What you will do: Pick out the lines below that contain the string "TradingView" and copy them all.

Data provided:
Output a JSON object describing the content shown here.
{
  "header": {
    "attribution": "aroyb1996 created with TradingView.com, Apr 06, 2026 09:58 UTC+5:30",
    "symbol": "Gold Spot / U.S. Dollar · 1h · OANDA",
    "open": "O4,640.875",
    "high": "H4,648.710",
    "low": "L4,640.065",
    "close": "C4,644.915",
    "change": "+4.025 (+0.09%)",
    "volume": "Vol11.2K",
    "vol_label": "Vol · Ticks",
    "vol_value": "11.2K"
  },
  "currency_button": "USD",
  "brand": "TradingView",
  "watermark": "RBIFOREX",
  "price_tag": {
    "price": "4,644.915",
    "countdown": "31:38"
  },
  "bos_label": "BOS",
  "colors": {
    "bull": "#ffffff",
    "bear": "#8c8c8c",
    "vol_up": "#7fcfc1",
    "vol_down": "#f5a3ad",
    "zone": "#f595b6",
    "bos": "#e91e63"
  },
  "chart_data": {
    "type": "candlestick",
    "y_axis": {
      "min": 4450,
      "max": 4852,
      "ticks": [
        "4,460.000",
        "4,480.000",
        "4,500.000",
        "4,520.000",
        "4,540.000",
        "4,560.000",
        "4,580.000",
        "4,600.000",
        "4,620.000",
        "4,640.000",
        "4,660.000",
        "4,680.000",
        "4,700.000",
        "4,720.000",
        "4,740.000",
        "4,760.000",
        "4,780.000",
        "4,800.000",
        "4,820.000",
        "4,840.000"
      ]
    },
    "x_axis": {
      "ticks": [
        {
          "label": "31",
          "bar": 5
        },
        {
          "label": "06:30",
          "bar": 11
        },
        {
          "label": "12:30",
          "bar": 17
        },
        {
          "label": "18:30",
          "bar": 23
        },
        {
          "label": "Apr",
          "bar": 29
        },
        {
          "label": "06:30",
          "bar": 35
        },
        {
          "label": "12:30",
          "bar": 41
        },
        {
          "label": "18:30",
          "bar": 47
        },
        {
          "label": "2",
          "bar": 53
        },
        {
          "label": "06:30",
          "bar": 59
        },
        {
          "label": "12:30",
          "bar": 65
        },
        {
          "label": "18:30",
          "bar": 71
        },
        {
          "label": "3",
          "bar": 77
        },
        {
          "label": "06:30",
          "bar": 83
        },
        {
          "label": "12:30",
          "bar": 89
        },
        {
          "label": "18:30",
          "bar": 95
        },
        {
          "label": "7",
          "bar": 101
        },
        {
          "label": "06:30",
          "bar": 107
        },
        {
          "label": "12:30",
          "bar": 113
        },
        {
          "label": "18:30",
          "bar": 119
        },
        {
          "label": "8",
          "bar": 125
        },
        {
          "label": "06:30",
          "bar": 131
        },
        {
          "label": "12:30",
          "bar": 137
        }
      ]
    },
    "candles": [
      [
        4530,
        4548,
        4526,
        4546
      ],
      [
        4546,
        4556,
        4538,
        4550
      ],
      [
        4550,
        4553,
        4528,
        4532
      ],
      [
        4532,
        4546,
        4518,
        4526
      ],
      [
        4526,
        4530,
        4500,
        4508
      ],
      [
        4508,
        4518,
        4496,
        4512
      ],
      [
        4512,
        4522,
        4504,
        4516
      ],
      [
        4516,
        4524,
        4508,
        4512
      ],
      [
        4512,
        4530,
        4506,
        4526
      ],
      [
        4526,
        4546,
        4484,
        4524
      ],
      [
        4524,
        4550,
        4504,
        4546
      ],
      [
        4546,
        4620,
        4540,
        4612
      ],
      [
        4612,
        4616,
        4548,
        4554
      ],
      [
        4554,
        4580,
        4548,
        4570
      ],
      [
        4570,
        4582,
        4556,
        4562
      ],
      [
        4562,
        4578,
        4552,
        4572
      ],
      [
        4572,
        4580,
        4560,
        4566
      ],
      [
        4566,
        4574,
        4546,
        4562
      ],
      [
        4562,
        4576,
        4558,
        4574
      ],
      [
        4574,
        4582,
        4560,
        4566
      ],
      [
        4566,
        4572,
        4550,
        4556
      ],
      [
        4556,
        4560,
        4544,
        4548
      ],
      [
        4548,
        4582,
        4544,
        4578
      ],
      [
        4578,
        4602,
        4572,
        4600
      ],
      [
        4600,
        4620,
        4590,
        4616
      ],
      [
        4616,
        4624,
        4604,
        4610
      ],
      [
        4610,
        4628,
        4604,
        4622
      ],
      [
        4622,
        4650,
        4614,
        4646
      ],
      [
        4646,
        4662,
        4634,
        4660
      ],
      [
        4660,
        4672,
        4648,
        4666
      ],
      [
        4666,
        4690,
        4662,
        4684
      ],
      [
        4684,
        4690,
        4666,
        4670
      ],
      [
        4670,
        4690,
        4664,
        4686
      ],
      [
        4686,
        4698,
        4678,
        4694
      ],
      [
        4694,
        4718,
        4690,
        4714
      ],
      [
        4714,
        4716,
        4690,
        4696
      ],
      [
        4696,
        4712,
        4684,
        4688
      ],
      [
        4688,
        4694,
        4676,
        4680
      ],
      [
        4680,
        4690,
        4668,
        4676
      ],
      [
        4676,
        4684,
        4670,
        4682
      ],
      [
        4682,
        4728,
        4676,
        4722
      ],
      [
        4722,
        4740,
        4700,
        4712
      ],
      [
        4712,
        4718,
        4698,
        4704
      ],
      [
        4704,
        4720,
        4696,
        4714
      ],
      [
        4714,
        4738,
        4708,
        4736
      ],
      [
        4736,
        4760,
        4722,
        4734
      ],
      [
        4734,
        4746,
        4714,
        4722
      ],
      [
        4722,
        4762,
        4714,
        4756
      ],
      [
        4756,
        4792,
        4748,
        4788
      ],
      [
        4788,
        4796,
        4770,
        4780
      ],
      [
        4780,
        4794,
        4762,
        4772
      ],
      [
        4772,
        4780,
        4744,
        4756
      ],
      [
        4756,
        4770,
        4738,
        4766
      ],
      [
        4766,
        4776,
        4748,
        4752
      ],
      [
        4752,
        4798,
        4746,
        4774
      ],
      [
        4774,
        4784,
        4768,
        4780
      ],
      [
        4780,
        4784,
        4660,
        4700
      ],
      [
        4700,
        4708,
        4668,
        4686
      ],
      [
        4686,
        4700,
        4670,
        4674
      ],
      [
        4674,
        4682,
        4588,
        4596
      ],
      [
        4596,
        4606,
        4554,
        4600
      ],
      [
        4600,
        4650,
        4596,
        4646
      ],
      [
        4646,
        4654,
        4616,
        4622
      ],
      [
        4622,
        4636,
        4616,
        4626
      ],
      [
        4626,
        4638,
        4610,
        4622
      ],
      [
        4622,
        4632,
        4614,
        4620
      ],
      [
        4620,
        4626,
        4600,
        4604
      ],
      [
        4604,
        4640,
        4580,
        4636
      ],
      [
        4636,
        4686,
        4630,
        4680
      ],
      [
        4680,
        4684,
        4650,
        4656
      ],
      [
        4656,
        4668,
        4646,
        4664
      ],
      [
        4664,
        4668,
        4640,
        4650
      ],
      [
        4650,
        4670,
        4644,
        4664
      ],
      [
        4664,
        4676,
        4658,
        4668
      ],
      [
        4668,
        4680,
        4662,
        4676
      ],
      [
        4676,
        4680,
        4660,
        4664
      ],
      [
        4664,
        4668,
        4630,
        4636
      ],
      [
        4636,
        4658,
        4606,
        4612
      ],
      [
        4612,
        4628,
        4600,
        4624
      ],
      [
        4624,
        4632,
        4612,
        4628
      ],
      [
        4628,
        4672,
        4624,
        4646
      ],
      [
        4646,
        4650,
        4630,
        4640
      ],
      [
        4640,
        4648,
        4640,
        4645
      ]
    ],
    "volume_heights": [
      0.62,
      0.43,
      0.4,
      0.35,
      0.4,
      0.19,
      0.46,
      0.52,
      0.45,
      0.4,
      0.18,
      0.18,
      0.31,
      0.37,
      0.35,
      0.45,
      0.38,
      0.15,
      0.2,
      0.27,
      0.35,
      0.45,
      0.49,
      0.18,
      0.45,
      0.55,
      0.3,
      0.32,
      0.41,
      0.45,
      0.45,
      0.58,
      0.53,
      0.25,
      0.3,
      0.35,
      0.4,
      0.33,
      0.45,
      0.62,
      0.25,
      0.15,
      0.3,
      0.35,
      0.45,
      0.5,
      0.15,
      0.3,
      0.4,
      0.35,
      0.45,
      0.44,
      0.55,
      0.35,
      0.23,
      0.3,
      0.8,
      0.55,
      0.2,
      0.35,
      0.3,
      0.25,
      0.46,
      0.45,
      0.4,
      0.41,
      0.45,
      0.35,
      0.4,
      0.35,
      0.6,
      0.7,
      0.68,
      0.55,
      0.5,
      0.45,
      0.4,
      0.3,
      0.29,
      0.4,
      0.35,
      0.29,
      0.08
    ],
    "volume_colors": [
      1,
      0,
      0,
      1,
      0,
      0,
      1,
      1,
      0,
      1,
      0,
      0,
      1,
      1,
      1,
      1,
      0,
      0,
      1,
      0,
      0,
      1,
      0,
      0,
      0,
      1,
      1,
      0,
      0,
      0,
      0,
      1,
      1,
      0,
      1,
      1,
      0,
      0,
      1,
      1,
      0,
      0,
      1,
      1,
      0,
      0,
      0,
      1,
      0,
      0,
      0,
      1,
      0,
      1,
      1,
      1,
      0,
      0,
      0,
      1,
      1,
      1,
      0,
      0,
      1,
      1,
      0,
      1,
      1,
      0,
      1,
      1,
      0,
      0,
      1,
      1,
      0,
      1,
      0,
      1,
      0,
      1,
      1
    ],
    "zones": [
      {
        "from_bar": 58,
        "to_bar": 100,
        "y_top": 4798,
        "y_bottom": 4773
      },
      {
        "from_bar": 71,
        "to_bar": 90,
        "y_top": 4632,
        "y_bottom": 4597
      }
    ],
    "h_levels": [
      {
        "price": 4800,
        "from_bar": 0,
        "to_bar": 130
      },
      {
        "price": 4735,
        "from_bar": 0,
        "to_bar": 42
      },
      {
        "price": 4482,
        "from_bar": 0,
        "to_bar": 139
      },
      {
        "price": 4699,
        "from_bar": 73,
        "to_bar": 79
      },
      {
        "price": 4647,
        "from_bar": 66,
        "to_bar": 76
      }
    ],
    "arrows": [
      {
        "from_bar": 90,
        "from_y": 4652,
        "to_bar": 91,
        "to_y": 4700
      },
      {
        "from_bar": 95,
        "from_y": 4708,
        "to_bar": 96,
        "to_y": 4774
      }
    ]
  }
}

Complete answer:
    "attribution": "aroyb1996 created with TradingView.com, Apr 06, 2026 09:58 UTC+5:30",
  "brand": "TradingView",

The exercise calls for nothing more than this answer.